**WRITTEN INSTRUCTION**
From the entries below, copy every line that holds the word "PLEX".

[Data excerpts]
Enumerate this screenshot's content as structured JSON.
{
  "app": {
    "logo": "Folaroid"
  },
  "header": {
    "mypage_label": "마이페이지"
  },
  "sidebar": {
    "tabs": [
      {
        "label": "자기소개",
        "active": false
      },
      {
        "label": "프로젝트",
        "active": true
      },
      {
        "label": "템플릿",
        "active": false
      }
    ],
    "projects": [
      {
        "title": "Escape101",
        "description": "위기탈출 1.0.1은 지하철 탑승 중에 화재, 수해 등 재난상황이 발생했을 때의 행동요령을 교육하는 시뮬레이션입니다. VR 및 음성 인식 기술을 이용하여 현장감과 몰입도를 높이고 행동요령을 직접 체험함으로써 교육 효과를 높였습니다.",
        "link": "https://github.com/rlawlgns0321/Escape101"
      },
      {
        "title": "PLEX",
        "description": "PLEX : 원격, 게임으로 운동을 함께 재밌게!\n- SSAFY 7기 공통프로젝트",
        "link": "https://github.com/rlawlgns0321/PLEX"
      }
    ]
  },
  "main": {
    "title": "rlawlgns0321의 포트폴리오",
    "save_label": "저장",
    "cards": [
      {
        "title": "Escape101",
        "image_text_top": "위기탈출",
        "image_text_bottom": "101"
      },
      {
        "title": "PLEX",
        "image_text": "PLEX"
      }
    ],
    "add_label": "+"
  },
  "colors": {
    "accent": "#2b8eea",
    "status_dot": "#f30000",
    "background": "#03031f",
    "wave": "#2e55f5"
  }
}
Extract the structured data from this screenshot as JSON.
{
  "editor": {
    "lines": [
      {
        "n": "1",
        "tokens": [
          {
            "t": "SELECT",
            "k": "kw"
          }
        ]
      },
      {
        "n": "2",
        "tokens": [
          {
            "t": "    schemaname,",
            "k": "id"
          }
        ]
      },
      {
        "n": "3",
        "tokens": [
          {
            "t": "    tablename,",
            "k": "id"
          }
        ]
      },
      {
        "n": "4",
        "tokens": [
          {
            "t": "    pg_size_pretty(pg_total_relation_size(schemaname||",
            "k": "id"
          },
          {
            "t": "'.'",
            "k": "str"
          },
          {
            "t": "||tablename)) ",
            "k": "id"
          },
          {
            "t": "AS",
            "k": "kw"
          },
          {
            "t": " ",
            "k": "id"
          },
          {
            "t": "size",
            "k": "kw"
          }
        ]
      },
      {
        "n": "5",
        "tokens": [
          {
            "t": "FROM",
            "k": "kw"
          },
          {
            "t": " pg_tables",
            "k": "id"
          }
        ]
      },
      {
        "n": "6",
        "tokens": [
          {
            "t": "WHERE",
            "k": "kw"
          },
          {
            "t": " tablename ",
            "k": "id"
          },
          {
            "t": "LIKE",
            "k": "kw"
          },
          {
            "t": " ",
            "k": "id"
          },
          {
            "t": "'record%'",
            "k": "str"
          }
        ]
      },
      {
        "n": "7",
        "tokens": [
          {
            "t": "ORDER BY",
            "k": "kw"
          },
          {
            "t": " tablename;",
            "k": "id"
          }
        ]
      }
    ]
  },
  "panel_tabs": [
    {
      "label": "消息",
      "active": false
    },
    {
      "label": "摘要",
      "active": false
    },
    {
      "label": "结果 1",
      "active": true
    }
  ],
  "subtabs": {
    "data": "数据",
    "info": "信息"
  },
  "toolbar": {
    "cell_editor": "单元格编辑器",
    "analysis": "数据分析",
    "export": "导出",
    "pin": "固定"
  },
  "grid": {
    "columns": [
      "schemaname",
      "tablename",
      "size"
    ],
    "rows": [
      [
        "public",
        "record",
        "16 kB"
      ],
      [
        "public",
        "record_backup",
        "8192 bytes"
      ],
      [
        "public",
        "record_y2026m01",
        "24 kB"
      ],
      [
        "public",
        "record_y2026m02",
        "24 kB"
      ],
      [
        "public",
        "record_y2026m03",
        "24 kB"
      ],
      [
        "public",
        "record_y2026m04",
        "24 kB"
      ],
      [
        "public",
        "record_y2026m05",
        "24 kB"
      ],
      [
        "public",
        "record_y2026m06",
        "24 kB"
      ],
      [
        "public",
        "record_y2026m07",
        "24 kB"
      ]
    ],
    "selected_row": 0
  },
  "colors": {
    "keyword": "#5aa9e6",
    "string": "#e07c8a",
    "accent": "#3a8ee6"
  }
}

**RESPONSE TO THE TASK**
        "title": "PLEX",
        "description": "PLEX : 원격, 게임으로 운동을 함께 재밌게!\n- SSAFY 7기 공통프로젝트",
        "link": "https://github.com/rlawlgns0321/PLEX"
        "title": "PLEX",
        "image_text": "PLEX"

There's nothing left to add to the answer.